◆ EXCERPTED PASSAGE
○ ○ ○ ○ ○ ○ ○

Maryland_Parkway_BRT_map.jpgMap courtesy Regional Transportation Commission of Southern Nevada

Maryland Parkway currently has three lanes in each direction plus a center left-turn lane. The project would reconfigure the road to have a shared bus and bicycle lane on the outside in both directions, and replace portions of the center lane with a median.

RTC also plans to build 42 transit shelters and platforms, widen sidewalks, upgrade pedestrian crossings and replace signals. 

Construction will be phased, toward completion in 2026. Officials recently awarded a $129.8-million contract to Las Vegas Paving Corp. for construction of the portion of the project within Las Vegas. Another contract covering work in Clark County is scheduled to be awarded in July.

The improvements would include priority signals for buses, which would allow service to run along the corridor 24/7, coming as frequently as every 12 minutes during the daytime Monday through Saturday, and every 15-30 minutes at night, according to Federal Transit Administration (FTA) records. There are 25 transit connections along the route.

○ ○ ○ ○ ○ ○ ○

◆ COLLECTED DATA
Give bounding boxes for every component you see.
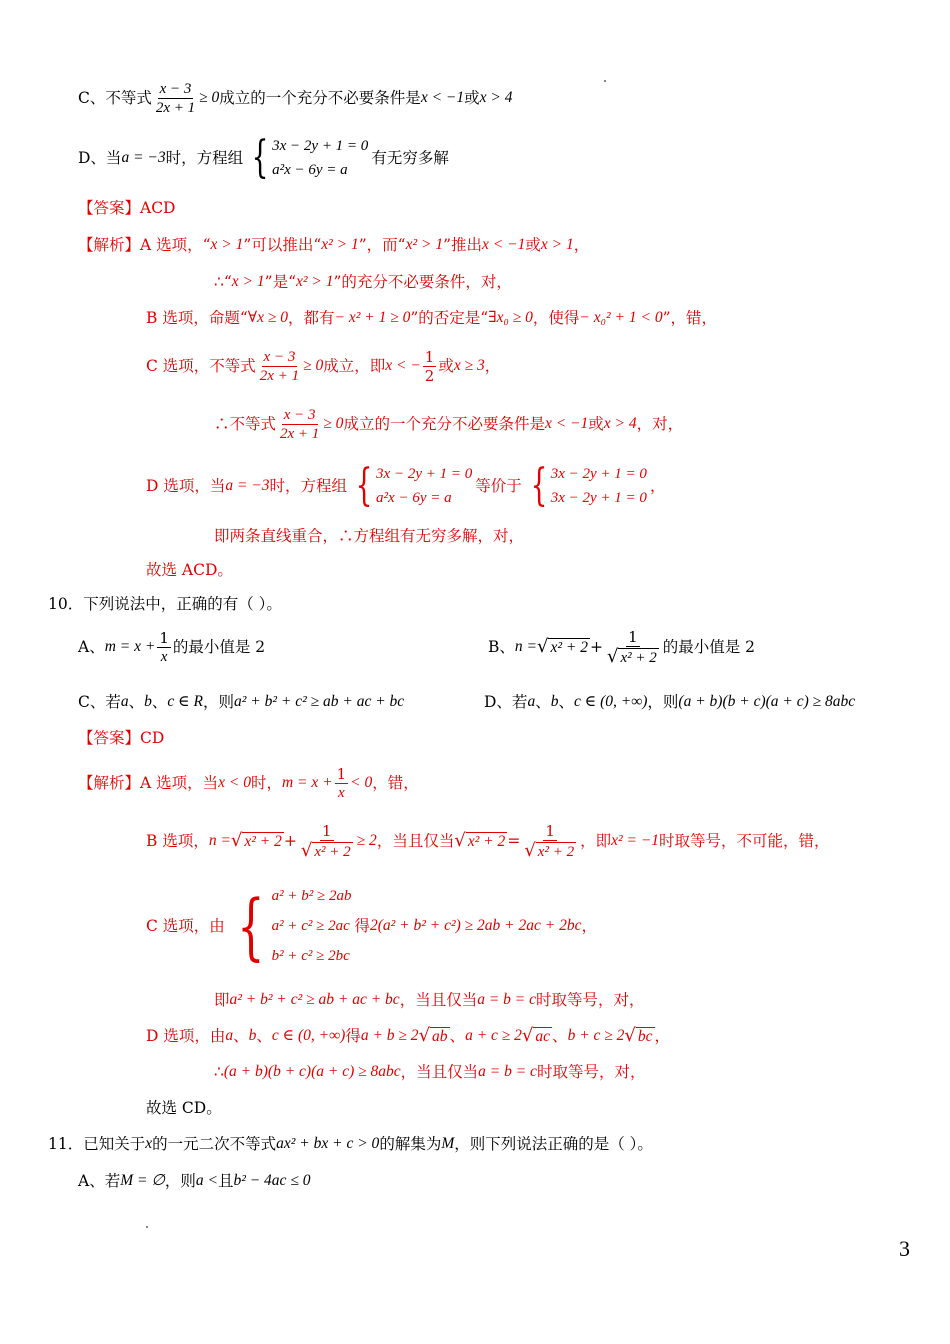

○ ○ ○ ○ ○ ○ ○

◆ TASKS AND EXERCISES
[1] In the Maryland Parkway transit passage, how many transit shelters and platforms does RTC plan to build?
[2] Carry on the Maryland Parkway transit passage after its final sentence.

◆ OUTPUTS IN ORDER
[1] 42

[2]
The work also is expected to have other benefits, such as providing new opportunities for economic development in the area and creating “a stronger sense of identity for Maryland Parkway,” M.J. Maynard, CEO of RTC, said in a statement.

“And at the same time, the use of hydrogen fuel cell electric buses throughout the corridor will provide a faster, environmentally friendly transportation option,” she said. 

The FTA is helping fund the work with a $149.9-million grant it awarded to RTC in April. In a statement, U.S. Transportation Secretary Pete Buttigieg touted the “cleaner, better, faster commute” the project is expected to help deliver for 63,000 residents and the more than 100,000 people who work in the area.